*Prompt*: Separate out the lines that hold "form".

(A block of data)
☆ ☆ ☆ ☆ ☆
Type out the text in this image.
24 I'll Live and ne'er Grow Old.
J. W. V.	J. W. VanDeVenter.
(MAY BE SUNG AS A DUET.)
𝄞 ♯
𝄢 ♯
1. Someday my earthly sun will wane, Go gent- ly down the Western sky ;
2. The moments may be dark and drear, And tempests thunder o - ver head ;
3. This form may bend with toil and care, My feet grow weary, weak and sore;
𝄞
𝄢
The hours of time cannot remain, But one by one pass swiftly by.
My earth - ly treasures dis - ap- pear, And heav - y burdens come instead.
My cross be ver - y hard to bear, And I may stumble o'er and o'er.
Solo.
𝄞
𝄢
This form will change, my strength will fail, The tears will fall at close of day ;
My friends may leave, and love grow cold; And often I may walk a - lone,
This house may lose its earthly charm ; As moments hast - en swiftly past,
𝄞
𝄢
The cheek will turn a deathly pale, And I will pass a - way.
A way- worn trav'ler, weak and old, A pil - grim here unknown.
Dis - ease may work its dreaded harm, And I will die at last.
☆ ☆ ☆ ☆ ☆
*Completed task*:
3. This form may bend with toil and care, My feet grow weary, weak and sore;
This form will change, my strength will fail, The tears will fall at close of day ;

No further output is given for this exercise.